__What you should do__
Look through the data below. Pick out the lines holding the string "Relationship".

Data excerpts
^^^^^^^^^^^^^^^^

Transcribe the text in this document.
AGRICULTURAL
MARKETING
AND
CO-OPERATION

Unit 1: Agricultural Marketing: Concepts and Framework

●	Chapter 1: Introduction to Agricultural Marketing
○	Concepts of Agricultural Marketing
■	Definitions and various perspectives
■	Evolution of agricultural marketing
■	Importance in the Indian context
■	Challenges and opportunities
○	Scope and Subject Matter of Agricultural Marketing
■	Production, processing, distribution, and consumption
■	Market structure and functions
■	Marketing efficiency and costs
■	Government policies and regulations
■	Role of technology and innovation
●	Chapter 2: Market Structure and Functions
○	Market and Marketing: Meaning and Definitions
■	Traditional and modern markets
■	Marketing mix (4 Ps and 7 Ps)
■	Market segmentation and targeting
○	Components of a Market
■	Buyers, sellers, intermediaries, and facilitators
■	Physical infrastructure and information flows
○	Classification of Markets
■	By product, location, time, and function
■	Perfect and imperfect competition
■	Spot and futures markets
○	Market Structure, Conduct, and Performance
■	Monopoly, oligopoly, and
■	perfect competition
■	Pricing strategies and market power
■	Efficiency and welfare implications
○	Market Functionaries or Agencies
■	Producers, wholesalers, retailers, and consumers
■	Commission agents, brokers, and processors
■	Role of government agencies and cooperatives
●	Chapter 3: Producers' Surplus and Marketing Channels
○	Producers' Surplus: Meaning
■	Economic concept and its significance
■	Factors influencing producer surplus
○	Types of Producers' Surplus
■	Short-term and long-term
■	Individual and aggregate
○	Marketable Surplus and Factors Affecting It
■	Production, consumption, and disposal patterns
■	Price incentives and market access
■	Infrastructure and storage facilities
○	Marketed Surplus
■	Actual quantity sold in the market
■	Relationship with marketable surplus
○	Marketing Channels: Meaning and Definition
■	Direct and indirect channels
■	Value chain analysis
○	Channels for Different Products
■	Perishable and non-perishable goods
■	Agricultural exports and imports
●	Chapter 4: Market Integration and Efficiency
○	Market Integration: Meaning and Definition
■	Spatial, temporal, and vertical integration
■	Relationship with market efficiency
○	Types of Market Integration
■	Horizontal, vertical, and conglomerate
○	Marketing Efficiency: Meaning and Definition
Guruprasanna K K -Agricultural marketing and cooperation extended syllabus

^^^^^^^^^^^^^^^^

__The response__
■	Relationship with marketable surplus
■	Relationship with market efficiency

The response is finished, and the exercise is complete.